**Written exercise:**
How many of these lines hold the string "Management"? Answer with the number only.

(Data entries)
________

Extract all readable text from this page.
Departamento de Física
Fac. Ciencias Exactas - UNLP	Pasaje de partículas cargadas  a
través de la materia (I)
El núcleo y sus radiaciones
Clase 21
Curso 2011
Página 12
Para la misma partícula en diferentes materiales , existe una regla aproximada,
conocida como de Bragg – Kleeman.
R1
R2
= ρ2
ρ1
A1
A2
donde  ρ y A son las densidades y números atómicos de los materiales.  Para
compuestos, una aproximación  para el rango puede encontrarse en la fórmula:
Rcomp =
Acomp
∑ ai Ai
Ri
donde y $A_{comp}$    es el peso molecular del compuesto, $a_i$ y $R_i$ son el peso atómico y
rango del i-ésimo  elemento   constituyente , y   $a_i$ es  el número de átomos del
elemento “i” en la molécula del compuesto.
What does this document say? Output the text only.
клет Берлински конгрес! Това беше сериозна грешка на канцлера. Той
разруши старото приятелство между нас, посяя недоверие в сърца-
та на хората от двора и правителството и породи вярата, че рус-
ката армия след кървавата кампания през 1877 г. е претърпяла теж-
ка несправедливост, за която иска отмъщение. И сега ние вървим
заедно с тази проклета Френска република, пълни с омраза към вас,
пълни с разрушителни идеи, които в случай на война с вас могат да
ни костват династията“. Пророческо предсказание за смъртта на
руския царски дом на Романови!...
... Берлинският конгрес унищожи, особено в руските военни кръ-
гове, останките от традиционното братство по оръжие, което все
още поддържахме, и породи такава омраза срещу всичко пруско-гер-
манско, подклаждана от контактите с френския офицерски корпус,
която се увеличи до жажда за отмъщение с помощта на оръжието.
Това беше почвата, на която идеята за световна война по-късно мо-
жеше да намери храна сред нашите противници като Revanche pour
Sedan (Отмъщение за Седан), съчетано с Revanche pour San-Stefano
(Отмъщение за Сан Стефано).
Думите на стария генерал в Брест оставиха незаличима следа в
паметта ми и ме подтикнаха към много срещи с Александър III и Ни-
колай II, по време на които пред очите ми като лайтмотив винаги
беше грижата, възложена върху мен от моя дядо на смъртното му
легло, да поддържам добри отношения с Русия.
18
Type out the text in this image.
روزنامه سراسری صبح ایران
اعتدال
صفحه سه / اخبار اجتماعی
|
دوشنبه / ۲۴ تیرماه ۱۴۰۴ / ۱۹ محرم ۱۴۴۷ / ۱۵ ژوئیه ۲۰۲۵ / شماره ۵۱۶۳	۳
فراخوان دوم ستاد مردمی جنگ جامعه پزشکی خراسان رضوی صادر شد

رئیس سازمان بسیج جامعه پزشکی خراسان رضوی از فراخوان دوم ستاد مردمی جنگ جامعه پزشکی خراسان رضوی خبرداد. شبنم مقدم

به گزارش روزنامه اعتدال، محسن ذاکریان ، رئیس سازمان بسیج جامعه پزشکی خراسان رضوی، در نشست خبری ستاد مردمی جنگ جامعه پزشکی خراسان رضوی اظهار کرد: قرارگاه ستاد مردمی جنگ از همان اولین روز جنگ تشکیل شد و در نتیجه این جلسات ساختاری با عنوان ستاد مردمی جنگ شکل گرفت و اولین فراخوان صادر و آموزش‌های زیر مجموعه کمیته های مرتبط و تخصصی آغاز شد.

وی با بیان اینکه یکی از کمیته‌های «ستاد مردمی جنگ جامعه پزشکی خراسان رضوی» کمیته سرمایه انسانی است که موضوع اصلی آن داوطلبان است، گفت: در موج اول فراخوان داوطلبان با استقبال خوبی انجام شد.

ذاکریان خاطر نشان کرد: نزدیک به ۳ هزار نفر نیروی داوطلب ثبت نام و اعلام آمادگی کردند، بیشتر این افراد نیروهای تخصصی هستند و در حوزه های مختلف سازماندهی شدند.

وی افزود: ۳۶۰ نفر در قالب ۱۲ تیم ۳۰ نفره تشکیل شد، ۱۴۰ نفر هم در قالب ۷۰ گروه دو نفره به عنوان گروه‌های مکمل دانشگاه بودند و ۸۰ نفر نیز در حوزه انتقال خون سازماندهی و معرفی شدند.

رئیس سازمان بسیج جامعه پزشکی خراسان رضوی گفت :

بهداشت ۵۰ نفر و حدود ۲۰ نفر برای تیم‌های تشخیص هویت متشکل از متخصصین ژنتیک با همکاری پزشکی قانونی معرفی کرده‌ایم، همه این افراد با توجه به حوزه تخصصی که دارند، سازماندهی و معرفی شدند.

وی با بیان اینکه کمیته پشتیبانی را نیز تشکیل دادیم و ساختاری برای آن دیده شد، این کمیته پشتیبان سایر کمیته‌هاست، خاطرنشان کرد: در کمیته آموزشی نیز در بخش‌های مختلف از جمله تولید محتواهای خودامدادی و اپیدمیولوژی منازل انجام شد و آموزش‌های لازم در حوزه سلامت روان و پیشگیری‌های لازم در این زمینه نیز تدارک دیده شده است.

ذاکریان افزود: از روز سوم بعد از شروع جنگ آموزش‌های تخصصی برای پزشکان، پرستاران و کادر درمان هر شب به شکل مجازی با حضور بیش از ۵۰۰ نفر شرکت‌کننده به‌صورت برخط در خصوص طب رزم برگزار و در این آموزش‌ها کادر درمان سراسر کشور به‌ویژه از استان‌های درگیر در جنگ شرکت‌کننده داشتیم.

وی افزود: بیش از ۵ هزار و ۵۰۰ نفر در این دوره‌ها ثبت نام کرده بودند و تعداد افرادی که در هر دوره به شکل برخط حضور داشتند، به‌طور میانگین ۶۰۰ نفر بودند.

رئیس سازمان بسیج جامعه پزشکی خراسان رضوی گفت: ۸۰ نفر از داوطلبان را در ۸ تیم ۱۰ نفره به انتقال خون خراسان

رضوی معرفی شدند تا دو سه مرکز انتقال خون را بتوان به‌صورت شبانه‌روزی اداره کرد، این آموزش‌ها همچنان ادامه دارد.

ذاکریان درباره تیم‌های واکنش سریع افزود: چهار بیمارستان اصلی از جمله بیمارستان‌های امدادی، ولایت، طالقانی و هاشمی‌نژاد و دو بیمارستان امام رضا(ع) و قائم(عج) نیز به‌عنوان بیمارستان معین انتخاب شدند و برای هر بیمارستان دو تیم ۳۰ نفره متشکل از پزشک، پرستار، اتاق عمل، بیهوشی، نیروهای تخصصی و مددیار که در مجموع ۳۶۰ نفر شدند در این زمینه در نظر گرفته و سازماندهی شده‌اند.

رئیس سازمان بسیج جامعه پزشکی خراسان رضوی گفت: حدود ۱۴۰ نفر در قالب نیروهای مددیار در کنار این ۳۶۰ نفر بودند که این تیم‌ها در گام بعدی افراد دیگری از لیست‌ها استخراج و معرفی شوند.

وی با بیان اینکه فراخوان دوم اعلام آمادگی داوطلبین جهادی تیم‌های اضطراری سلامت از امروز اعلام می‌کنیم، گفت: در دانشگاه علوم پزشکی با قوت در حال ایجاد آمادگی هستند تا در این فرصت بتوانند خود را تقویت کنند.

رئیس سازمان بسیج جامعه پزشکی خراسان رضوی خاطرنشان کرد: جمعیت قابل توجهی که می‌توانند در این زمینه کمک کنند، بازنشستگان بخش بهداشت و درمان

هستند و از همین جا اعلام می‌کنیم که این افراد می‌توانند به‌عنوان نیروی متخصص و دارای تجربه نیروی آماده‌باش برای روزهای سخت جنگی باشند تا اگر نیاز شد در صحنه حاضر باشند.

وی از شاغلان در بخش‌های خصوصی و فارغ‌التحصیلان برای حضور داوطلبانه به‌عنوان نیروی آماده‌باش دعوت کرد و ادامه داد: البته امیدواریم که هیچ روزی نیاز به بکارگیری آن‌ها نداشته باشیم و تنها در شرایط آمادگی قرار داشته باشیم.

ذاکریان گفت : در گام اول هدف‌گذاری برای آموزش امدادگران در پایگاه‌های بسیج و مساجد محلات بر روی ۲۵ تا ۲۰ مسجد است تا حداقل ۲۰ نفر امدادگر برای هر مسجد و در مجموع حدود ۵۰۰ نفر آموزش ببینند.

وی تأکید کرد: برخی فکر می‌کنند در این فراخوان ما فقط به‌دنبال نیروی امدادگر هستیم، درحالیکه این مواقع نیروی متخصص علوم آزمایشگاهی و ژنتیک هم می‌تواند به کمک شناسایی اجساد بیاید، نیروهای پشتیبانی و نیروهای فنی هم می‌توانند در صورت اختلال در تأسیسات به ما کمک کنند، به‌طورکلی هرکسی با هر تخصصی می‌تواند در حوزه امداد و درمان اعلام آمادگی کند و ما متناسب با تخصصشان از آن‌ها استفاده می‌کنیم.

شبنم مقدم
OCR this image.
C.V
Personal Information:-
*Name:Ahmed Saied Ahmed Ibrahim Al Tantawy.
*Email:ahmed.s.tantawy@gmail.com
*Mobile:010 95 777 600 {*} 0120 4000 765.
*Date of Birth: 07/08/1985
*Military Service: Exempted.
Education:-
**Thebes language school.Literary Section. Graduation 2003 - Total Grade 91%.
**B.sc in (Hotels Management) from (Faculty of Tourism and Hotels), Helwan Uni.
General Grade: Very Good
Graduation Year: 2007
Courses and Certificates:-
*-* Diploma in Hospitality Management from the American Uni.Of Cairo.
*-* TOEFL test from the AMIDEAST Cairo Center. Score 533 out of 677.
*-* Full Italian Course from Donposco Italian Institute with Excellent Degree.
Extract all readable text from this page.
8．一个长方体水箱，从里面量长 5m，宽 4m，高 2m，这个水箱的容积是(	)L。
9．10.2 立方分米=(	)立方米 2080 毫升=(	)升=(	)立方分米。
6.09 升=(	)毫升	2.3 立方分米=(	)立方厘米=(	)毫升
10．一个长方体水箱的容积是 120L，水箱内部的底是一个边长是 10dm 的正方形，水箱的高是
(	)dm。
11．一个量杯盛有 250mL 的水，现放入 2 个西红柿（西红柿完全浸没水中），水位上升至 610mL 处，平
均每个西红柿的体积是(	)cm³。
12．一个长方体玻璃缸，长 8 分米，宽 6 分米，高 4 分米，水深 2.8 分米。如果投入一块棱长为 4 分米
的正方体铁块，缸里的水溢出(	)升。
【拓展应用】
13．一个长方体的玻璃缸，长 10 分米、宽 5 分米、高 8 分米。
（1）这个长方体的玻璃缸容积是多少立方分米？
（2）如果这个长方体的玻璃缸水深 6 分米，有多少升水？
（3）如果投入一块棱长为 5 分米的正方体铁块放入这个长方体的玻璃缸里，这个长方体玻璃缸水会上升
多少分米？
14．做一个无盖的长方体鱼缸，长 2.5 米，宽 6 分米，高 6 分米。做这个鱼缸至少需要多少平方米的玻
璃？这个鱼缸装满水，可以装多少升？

________

**Answer to the problem:**
2